● Task: Repeat all of the material below exactly as written, images excluded.

** begin Material provided **

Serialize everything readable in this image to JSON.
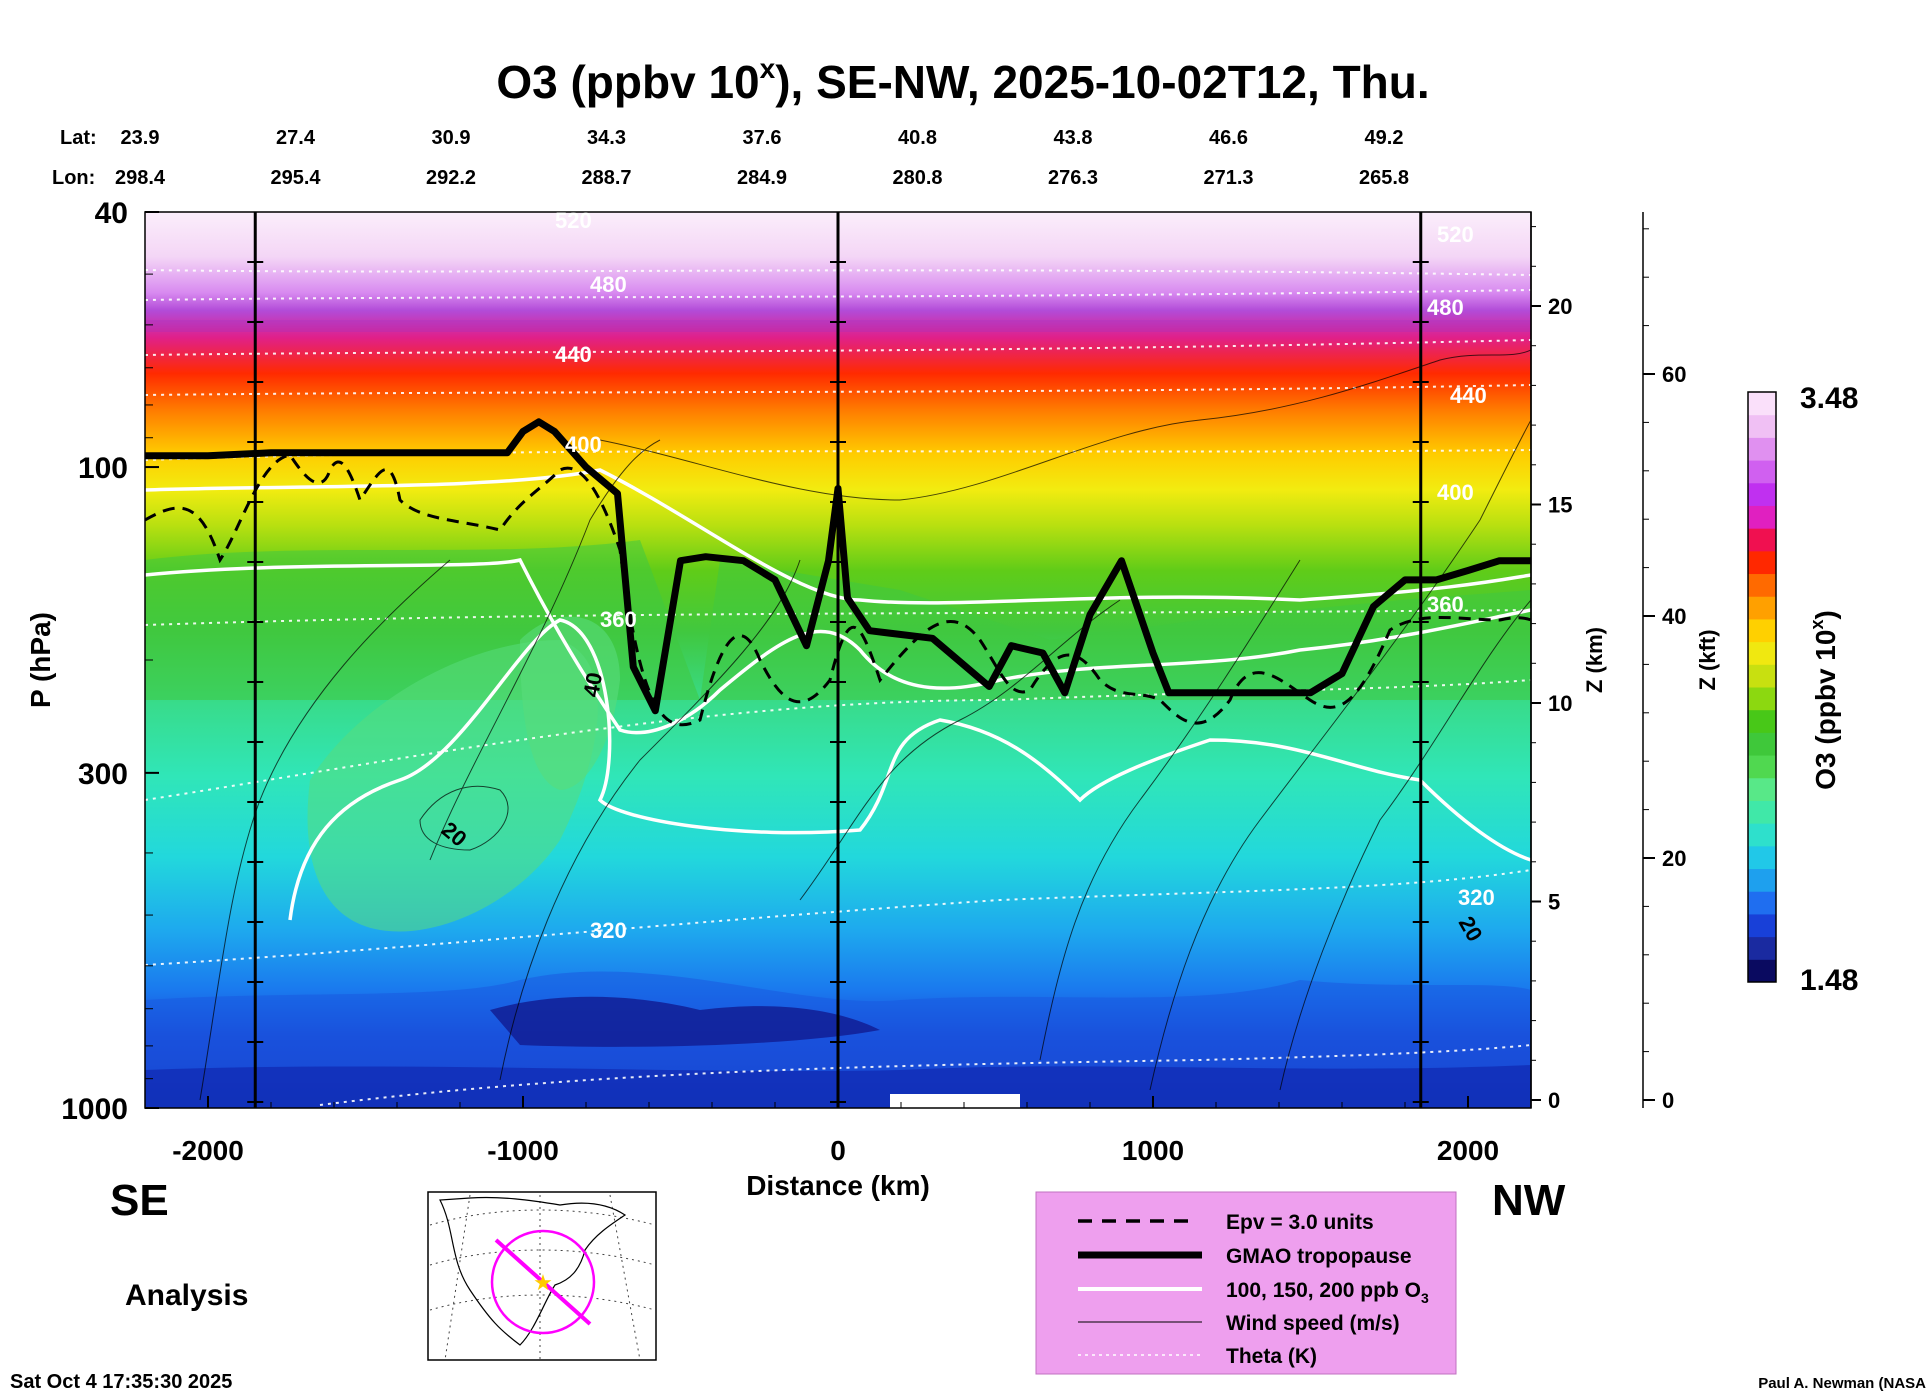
{
  "chart_data": {
    "type": "heatmap",
    "title": "O3 (ppbv 10",
    "title_sup": "x",
    "title_rest": "), SE-NW, 2025-10-02T12, Thu.",
    "lat_label": "Lat:",
    "lon_label": "Lon:",
    "lats": [
      "23.9",
      "27.4",
      "30.9",
      "34.3",
      "37.6",
      "40.8",
      "43.8",
      "46.6",
      "49.2"
    ],
    "lons": [
      "298.4",
      "295.4",
      "292.2",
      "288.7",
      "284.9",
      "280.8",
      "276.3",
      "271.3",
      "265.8"
    ],
    "xlabel": "Distance (km)",
    "xlim": [
      -2200,
      2200
    ],
    "xticks": [
      "-2000",
      "-1000",
      "0",
      "1000",
      "2000"
    ],
    "xtick_values": [
      -2000,
      -1000,
      0,
      1000,
      2000
    ],
    "ylabel": "P (hPa)",
    "ylim": [
      1000,
      40
    ],
    "yticks": [
      "40",
      "100",
      "300",
      "1000"
    ],
    "ytick_values": [
      40,
      100,
      300,
      1000
    ],
    "z_label": "Z (km)",
    "z_ticks": [
      "20",
      "15",
      "10",
      "5",
      "0"
    ],
    "z_tick_values": [
      20,
      15,
      10,
      5,
      0
    ],
    "zkft_label": "Z (kft)",
    "zkft_ticks": [
      "60",
      "40",
      "20",
      "0"
    ],
    "zkft_tick_values": [
      60,
      40,
      20,
      0
    ],
    "colorbar_label": "O3 (ppbv 10",
    "colorbar_label_sup": "x",
    "colorbar_label_end": ")",
    "colorbar_max": "3.48",
    "colorbar_min": "1.48",
    "colorbar_colors": [
      "#0a0a60",
      "#1a2aa0",
      "#1840d8",
      "#1f6ef0",
      "#1ea0ee",
      "#21c8e8",
      "#2ee0cc",
      "#40e8a8",
      "#58e888",
      "#50d850",
      "#3fc83a",
      "#48c818",
      "#8cd810",
      "#c8e010",
      "#f0e810",
      "#ffd000",
      "#ffa000",
      "#ff6a00",
      "#ff2800",
      "#f01050",
      "#e020c0",
      "#c030f0",
      "#d060f0",
      "#e090f0",
      "#f0c0f4",
      "#fae0fa"
    ],
    "theta_labels": [
      "520",
      "480",
      "440",
      "400",
      "360",
      "320"
    ],
    "wind_labels": [
      "40",
      "20",
      "20"
    ],
    "tropopause_km": [
      [
        -2200,
        96
      ],
      [
        -2000,
        96
      ],
      [
        -1800,
        95
      ],
      [
        -1600,
        95
      ],
      [
        -1300,
        95
      ],
      [
        -1050,
        95
      ],
      [
        -1000,
        88
      ],
      [
        -950,
        85
      ],
      [
        -900,
        88
      ],
      [
        -800,
        100
      ],
      [
        -700,
        110
      ],
      [
        -650,
        205
      ],
      [
        -580,
        240
      ],
      [
        -500,
        140
      ],
      [
        -420,
        138
      ],
      [
        -300,
        140
      ],
      [
        -200,
        150
      ],
      [
        -100,
        190
      ],
      [
        -30,
        140
      ],
      [
        0,
        108
      ],
      [
        30,
        160
      ],
      [
        100,
        180
      ],
      [
        300,
        185
      ],
      [
        480,
        220
      ],
      [
        550,
        190
      ],
      [
        650,
        195
      ],
      [
        720,
        225
      ],
      [
        800,
        170
      ],
      [
        900,
        140
      ],
      [
        1000,
        195
      ],
      [
        1050,
        225
      ],
      [
        1300,
        225
      ],
      [
        1500,
        225
      ],
      [
        1600,
        210
      ],
      [
        1700,
        165
      ],
      [
        1800,
        150
      ],
      [
        1900,
        150
      ],
      [
        2000,
        145
      ],
      [
        2100,
        140
      ],
      [
        2200,
        140
      ]
    ],
    "vertical_markers_km": [
      -1850,
      0,
      1850
    ],
    "legend": [
      {
        "label": "Epv = 3.0 units",
        "style": "dashed"
      },
      {
        "label": "GMAO tropopause",
        "style": "thick"
      },
      {
        "label": "100, 150, 200 ppb O",
        "label_sub": "3",
        "style": "white"
      },
      {
        "label": "Wind speed (m/s)",
        "style": "thin"
      },
      {
        "label": "Theta (K)",
        "style": "dotted"
      }
    ],
    "left_dir": "SE",
    "right_dir": "NW",
    "mode": "Analysis"
  },
  "footer_left": "Sat Oct  4 17:35:30 2025",
  "footer_right": "Paul A. Newman (NASA",
  "colors": {
    "legend_bg": "#ee9fee",
    "map_line": "#ff00ff",
    "star": "#ffcc00"
  }
}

** end Material provided **

● Final result:
Serialize everything readable in this image to JSON.
{
  "chart_data": {
    "type": "heatmap",
    "title": "O3 (ppbv 10",
    "title_sup": "x",
    "title_rest": "), SE-NW, 2025-10-02T12, Thu.",
    "lat_label": "Lat:",
    "lon_label": "Lon:",
    "lats": [
      "23.9",
      "27.4",
      "30.9",
      "34.3",
      "37.6",
      "40.8",
      "43.8",
      "46.6",
      "49.2"
    ],
    "lons": [
      "298.4",
      "295.4",
      "292.2",
      "288.7",
      "284.9",
      "280.8",
      "276.3",
      "271.3",
      "265.8"
    ],
    "xlabel": "Distance (km)",
    "xlim": [
      -2200,
      2200
    ],
    "xticks": [
      "-2000",
      "-1000",
      "0",
      "1000",
      "2000"
    ],
    "xtick_values": [
      -2000,
      -1000,
      0,
      1000,
      2000
    ],
    "ylabel": "P (hPa)",
    "ylim": [
      1000,
      40
    ],
    "yticks": [
      "40",
      "100",
      "300",
      "1000"
    ],
    "ytick_values": [
      40,
      100,
      300,
      1000
    ],
    "z_label": "Z (km)",
    "z_ticks": [
      "20",
      "15",
      "10",
      "5",
      "0"
    ],
    "z_tick_values": [
      20,
      15,
      10,
      5,
      0
    ],
    "zkft_label": "Z (kft)",
    "zkft_ticks": [
      "60",
      "40",
      "20",
      "0"
    ],
    "zkft_tick_values": [
      60,
      40,
      20,
      0
    ],
    "colorbar_label": "O3 (ppbv 10",
    "colorbar_label_sup": "x",
    "colorbar_label_end": ")",
    "colorbar_max": "3.48",
    "colorbar_min": "1.48",
    "colorbar_colors": [
      "#0a0a60",
      "#1a2aa0",
      "#1840d8",
      "#1f6ef0",
      "#1ea0ee",
      "#21c8e8",
      "#2ee0cc",
      "#40e8a8",
      "#58e888",
      "#50d850",
      "#3fc83a",
      "#48c818",
      "#8cd810",
      "#c8e010",
      "#f0e810",
      "#ffd000",
      "#ffa000",
      "#ff6a00",
      "#ff2800",
      "#f01050",
      "#e020c0",
      "#c030f0",
      "#d060f0",
      "#e090f0",
      "#f0c0f4",
      "#fae0fa"
    ],
    "theta_labels": [
      "520",
      "480",
      "440",
      "400",
      "360",
      "320"
    ],
    "wind_labels": [
      "40",
      "20",
      "20"
    ],
    "tropopause_km": [
      [
        -2200,
        96
      ],
      [
        -2000,
        96
      ],
      [
        -1800,
        95
      ],
      [
        -1600,
        95
      ],
      [
        -1300,
        95
      ],
      [
        -1050,
        95
      ],
      [
        -1000,
        88
      ],
      [
        -950,
        85
      ],
      [
        -900,
        88
      ],
      [
        -800,
        100
      ],
      [
        -700,
        110
      ],
      [
        -650,
        205
      ],
      [
        -580,
        240
      ],
      [
        -500,
        140
      ],
      [
        -420,
        138
      ],
      [
        -300,
        140
      ],
      [
        -200,
        150
      ],
      [
        -100,
        190
      ],
      [
        -30,
        140
      ],
      [
        0,
        108
      ],
      [
        30,
        160
      ],
      [
        100,
        180
      ],
      [
        300,
        185
      ],
      [
        480,
        220
      ],
      [
        550,
        190
      ],
      [
        650,
        195
      ],
      [
        720,
        225
      ],
      [
        800,
        170
      ],
      [
        900,
        140
      ],
      [
        1000,
        195
      ],
      [
        1050,
        225
      ],
      [
        1300,
        225
      ],
      [
        1500,
        225
      ],
      [
        1600,
        210
      ],
      [
        1700,
        165
      ],
      [
        1800,
        150
      ],
      [
        1900,
        150
      ],
      [
        2000,
        145
      ],
      [
        2100,
        140
      ],
      [
        2200,
        140
      ]
    ],
    "vertical_markers_km": [
      -1850,
      0,
      1850
    ],
    "legend": [
      {
        "label": "Epv = 3.0 units",
        "style": "dashed"
      },
      {
        "label": "GMAO tropopause",
        "style": "thick"
      },
      {
        "label": "100, 150, 200 ppb O",
        "label_sub": "3",
        "style": "white"
      },
      {
        "label": "Wind speed (m/s)",
        "style": "thin"
      },
      {
        "label": "Theta (K)",
        "style": "dotted"
      }
    ],
    "left_dir": "SE",
    "right_dir": "NW",
    "mode": "Analysis"
  },
  "footer_left": "Sat Oct  4 17:35:30 2025",
  "footer_right": "Paul A. Newman (NASA",
  "colors": {
    "legend_bg": "#ee9fee",
    "map_line": "#ff00ff",
    "star": "#ffcc00"
  }
}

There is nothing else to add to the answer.